§ Raw records:
--*--

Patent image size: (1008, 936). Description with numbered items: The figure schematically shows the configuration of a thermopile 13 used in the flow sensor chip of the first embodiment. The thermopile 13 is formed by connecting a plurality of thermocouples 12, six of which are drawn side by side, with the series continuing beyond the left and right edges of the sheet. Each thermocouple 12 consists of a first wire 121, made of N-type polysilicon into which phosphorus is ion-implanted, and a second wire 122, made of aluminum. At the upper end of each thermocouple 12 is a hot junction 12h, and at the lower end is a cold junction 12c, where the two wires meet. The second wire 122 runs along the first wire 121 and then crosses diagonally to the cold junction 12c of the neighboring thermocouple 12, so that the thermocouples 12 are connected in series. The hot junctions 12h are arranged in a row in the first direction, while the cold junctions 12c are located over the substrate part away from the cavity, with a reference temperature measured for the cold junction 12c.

--*--

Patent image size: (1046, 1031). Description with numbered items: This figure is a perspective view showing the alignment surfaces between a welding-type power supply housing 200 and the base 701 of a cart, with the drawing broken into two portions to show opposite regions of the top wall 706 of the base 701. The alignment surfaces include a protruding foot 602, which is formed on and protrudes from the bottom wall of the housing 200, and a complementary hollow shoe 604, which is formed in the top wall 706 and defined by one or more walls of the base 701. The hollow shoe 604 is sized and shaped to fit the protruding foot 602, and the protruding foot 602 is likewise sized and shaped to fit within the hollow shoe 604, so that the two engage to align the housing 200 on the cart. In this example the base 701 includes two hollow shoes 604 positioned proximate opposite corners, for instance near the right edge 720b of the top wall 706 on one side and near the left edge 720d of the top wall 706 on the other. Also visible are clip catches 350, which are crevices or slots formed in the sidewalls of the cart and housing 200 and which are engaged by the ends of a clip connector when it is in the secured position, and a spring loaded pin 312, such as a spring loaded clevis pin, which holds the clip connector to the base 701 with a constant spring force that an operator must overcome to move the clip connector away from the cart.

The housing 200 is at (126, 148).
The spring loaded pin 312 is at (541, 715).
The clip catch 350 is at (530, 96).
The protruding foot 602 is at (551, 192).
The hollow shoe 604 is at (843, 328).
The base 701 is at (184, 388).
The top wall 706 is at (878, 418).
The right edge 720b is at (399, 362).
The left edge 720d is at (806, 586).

--*--

§ Exercise directions:
Can you reproduce the listing verbatim, starting at the line containing "Patent image size: (1046, 1031)." and ending with the line containing "The housing 200 is at (126, 148).", both included?

§ Solution to this exercise:
Patent image size: (1046, 1031). Description with numbered items: This figure is a perspective view showing the alignment surfaces between a welding-type power supply housing 200 and the base 701 of a cart, with the drawing broken into two portions to show opposite regions of the top wall 706 of the base 701. The alignment surfaces include a protruding foot 602, which is formed on and protrudes from the bottom wall of the housing 200, and a complementary hollow shoe 604, which is formed in the top wall 706 and defined by one or more walls of the base 701. The hollow shoe 604 is sized and shaped to fit the protruding foot 602, and the protruding foot 602 is likewise sized and shaped to fit within the hollow shoe 604, so that the two engage to align the housing 200 on the cart. In this example the base 701 includes two hollow shoes 604 positioned proximate opposite corners, for instance near the right edge 720b of the top wall 706 on one side and near the left edge 720d of the top wall 706 on the other. Also visible are clip catches 350, which are crevices or slots formed in the sidewalls of the cart and housing 200 and which are engaged by the ends of a clip connector when it is in the secured position, and a spring loaded pin 312, such as a spring loaded clevis pin, which holds the clip connector to the base 701 with a constant spring force that an operator must overcome to move the clip connector away from the cart.

The housing 200 is at (126, 148).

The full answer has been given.